→ **Problem to solve**
Each record below is to be reproduced without any change.

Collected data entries
-- Begin --
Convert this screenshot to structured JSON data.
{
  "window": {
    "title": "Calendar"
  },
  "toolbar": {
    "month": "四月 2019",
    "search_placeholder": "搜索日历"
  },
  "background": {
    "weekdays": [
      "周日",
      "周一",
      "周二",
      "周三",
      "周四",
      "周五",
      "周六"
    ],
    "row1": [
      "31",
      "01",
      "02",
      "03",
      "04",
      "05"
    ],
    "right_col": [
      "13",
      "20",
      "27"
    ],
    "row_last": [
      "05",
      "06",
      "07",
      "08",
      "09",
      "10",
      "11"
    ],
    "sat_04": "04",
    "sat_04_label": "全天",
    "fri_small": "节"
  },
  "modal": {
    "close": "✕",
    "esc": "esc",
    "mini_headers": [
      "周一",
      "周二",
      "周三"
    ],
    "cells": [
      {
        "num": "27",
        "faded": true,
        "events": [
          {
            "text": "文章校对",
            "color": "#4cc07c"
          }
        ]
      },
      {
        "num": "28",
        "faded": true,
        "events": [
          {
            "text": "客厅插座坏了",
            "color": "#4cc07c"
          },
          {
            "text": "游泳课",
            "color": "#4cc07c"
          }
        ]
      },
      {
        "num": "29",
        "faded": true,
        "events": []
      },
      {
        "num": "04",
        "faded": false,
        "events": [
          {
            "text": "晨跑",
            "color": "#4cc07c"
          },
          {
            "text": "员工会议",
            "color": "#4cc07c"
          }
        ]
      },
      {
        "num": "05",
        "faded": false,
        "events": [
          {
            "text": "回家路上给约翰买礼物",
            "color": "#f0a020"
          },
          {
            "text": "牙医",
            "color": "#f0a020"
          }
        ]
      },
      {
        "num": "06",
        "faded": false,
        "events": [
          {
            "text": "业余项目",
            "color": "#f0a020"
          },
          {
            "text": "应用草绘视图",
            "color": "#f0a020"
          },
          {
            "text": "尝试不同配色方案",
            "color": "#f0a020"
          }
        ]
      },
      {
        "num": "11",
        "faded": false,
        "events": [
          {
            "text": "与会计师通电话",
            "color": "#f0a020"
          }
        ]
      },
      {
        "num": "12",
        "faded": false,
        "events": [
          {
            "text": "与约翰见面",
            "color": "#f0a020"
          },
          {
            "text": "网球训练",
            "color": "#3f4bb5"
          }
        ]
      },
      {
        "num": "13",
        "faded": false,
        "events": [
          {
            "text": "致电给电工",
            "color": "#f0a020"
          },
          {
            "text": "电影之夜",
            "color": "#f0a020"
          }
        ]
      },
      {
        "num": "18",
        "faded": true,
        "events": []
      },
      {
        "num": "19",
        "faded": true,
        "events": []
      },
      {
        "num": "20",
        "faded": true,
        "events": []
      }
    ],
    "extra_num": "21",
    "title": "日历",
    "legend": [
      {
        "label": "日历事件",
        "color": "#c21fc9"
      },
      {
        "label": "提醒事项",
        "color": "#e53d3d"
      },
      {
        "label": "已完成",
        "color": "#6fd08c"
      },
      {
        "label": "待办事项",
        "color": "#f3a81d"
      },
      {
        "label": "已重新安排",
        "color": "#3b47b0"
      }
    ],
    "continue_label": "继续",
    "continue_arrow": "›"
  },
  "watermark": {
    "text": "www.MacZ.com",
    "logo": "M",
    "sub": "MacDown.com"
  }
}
-- End --
→ **Solution to the problem**
Convert this screenshot to structured JSON data.
{
  "window": {
    "title": "Calendar"
  },
  "toolbar": {
    "month": "四月 2019",
    "search_placeholder": "搜索日历"
  },
  "background": {
    "weekdays": [
      "周日",
      "周一",
      "周二",
      "周三",
      "周四",
      "周五",
      "周六"
    ],
    "row1": [
      "31",
      "01",
      "02",
      "03",
      "04",
      "05"
    ],
    "right_col": [
      "13",
      "20",
      "27"
    ],
    "row_last": [
      "05",
      "06",
      "07",
      "08",
      "09",
      "10",
      "11"
    ],
    "sat_04": "04",
    "sat_04_label": "全天",
    "fri_small": "节"
  },
  "modal": {
    "close": "✕",
    "esc": "esc",
    "mini_headers": [
      "周一",
      "周二",
      "周三"
    ],
    "cells": [
      {
        "num": "27",
        "faded": true,
        "events": [
          {
            "text": "文章校对",
            "color": "#4cc07c"
          }
        ]
      },
      {
        "num": "28",
        "faded": true,
        "events": [
          {
            "text": "客厅插座坏了",
            "color": "#4cc07c"
          },
          {
            "text": "游泳课",
            "color": "#4cc07c"
          }
        ]
      },
      {
        "num": "29",
        "faded": true,
        "events": []
      },
      {
        "num": "04",
        "faded": false,
        "events": [
          {
            "text": "晨跑",
            "color": "#4cc07c"
          },
          {
            "text": "员工会议",
            "color": "#4cc07c"
          }
        ]
      },
      {
        "num": "05",
        "faded": false,
        "events": [
          {
            "text": "回家路上给约翰买礼物",
            "color": "#f0a020"
          },
          {
            "text": "牙医",
            "color": "#f0a020"
          }
        ]
      },
      {
        "num": "06",
        "faded": false,
        "events": [
          {
            "text": "业余项目",
            "color": "#f0a020"
          },
          {
            "text": "应用草绘视图",
            "color": "#f0a020"
          },
          {
            "text": "尝试不同配色方案",
            "color": "#f0a020"
          }
        ]
      },
      {
        "num": "11",
        "faded": false,
        "events": [
          {
            "text": "与会计师通电话",
            "color": "#f0a020"
          }
        ]
      },
      {
        "num": "12",
        "faded": false,
        "events": [
          {
            "text": "与约翰见面",
            "color": "#f0a020"
          },
          {
            "text": "网球训练",
            "color": "#3f4bb5"
          }
        ]
      },
      {
        "num": "13",
        "faded": false,
        "events": [
          {
            "text": "致电给电工",
            "color": "#f0a020"
          },
          {
            "text": "电影之夜",
            "color": "#f0a020"
          }
        ]
      },
      {
        "num": "18",
        "faded": true,
        "events": []
      },
      {
        "num": "19",
        "faded": true,
        "events": []
      },
      {
        "num": "20",
        "faded": true,
        "events": []
      }
    ],
    "extra_num": "21",
    "title": "日历",
    "legend": [
      {
        "label": "日历事件",
        "color": "#c21fc9"
      },
      {
        "label": "提醒事项",
        "color": "#e53d3d"
      },
      {
        "label": "已完成",
        "color": "#6fd08c"
      },
      {
        "label": "待办事项",
        "color": "#f3a81d"
      },
      {
        "label": "已重新安排",
        "color": "#3b47b0"
      }
    ],
    "continue_label": "继续",
    "continue_arrow": "›"
  },
  "watermark": {
    "text": "www.MacZ.com",
    "logo": "M",
    "sub": "MacDown.com"
  }
}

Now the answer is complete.